— BEGIN RECORD LIST —
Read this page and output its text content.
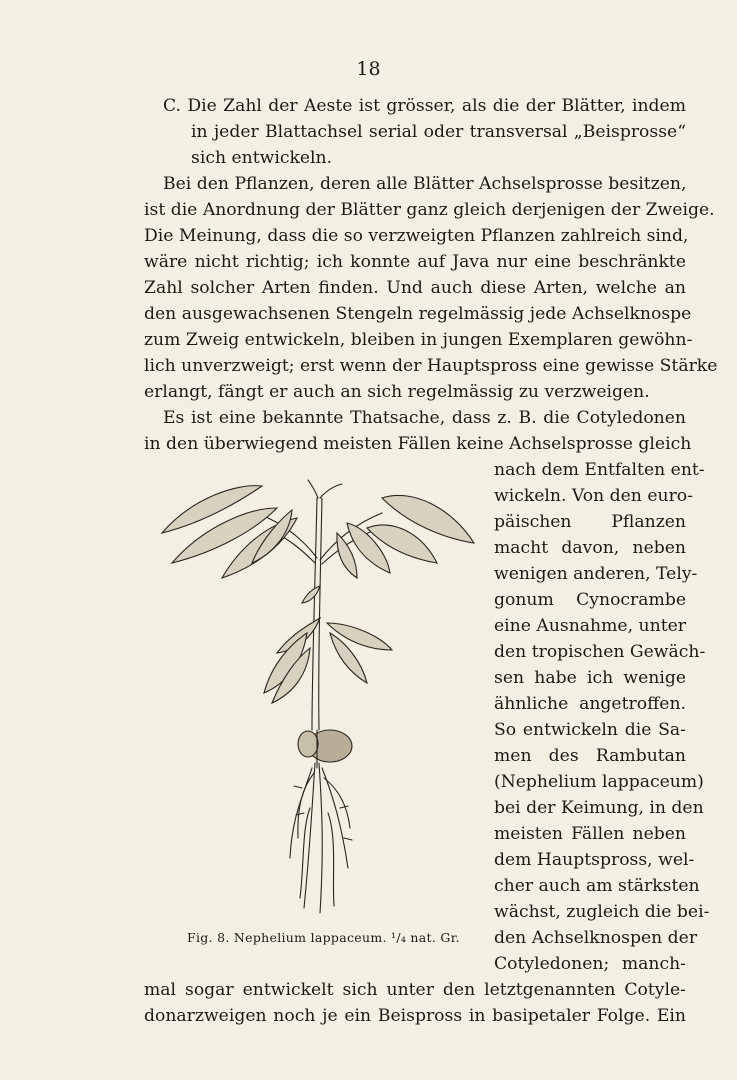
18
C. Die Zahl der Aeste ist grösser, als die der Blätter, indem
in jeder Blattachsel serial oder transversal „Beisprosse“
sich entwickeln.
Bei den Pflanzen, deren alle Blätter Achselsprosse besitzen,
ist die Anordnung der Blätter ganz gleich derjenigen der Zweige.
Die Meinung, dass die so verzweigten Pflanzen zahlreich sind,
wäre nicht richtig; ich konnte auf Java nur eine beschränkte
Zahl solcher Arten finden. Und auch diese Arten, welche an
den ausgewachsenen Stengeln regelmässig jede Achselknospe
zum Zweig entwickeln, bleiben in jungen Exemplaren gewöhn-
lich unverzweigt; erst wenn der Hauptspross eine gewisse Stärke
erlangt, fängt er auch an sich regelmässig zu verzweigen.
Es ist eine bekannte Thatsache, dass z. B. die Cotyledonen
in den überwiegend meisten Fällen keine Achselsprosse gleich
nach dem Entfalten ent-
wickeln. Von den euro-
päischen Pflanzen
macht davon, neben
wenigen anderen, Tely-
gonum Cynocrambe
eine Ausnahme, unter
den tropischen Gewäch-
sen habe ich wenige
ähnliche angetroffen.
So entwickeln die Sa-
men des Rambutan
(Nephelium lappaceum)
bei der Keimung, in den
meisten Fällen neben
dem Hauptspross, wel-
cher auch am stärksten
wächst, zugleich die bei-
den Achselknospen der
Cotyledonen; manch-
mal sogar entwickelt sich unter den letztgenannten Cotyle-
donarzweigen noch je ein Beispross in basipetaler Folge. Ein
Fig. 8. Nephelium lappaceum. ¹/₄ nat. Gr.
— END RECORD LIST —
— BEGIN RECORD LIST —
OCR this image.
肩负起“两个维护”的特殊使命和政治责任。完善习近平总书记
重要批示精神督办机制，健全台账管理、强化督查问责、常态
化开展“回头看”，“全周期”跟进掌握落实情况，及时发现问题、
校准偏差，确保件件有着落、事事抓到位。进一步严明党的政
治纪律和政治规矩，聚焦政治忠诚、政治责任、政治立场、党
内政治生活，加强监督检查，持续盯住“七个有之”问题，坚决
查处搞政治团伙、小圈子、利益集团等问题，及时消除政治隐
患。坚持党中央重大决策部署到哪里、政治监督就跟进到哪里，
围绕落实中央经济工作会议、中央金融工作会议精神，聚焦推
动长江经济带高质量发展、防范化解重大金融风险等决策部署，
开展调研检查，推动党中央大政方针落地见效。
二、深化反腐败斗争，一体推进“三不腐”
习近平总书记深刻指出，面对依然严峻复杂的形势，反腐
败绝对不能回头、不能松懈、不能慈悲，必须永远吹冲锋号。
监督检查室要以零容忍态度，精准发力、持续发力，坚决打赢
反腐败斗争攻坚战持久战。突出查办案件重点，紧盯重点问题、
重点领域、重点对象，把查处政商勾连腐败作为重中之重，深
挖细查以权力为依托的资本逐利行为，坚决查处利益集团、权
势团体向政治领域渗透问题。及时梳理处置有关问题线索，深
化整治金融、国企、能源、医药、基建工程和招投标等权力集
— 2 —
— END RECORD LIST —
— BEGIN RECORD LIST —
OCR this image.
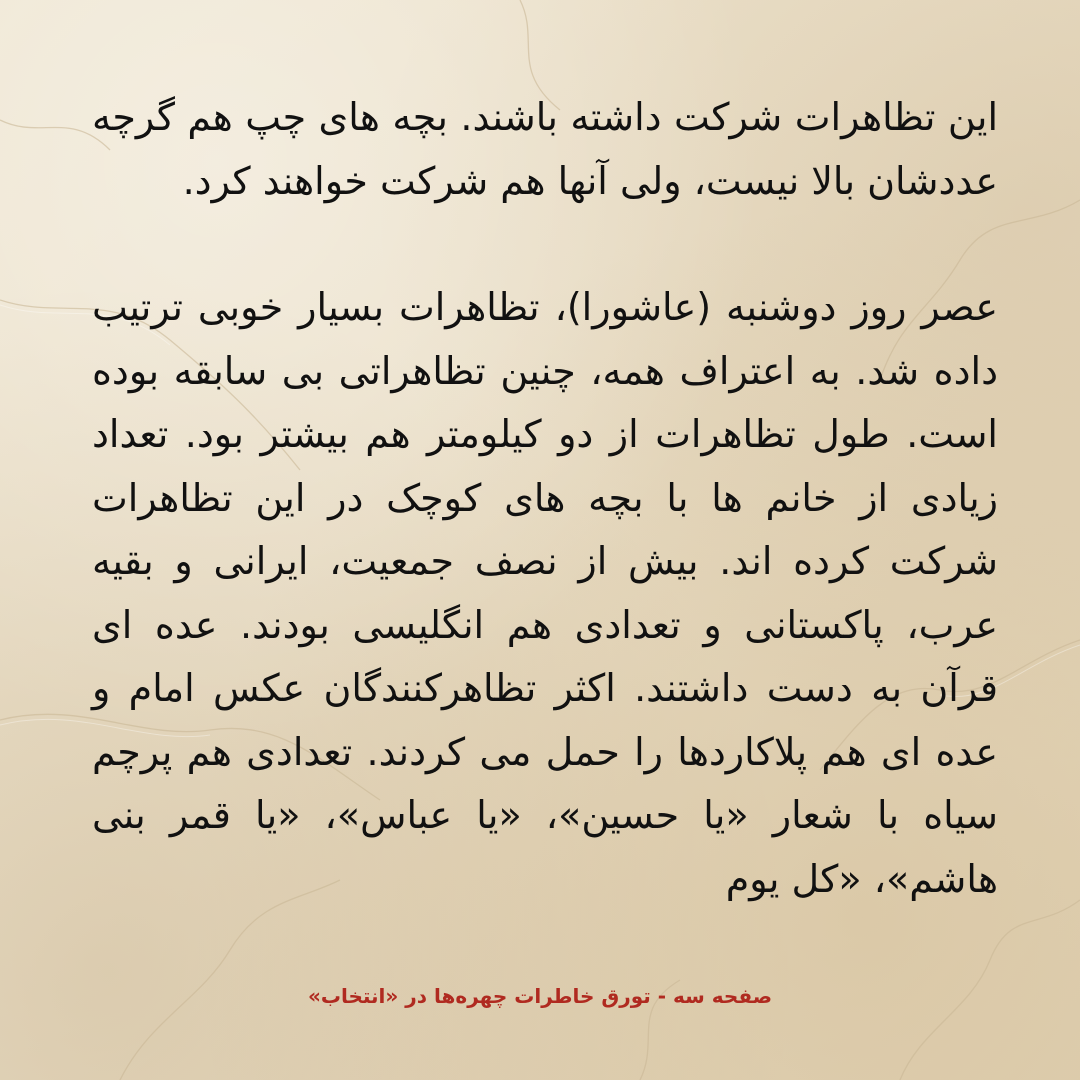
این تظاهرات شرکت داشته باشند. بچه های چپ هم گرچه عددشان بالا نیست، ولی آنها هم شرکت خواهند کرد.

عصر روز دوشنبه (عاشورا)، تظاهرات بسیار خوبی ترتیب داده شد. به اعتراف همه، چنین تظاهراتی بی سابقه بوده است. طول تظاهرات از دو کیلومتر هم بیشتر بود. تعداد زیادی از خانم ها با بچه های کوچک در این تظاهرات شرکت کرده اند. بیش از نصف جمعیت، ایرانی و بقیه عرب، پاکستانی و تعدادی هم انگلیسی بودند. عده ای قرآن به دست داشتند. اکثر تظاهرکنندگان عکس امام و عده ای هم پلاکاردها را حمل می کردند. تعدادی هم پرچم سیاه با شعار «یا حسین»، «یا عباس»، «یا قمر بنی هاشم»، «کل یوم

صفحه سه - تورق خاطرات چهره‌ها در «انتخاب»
— END RECORD LIST —
*EXERCISE BRIEF*
Look through the material and say how many lines hold "Cotyledonen". Give the number only.

*SOLUTION BELOW*
2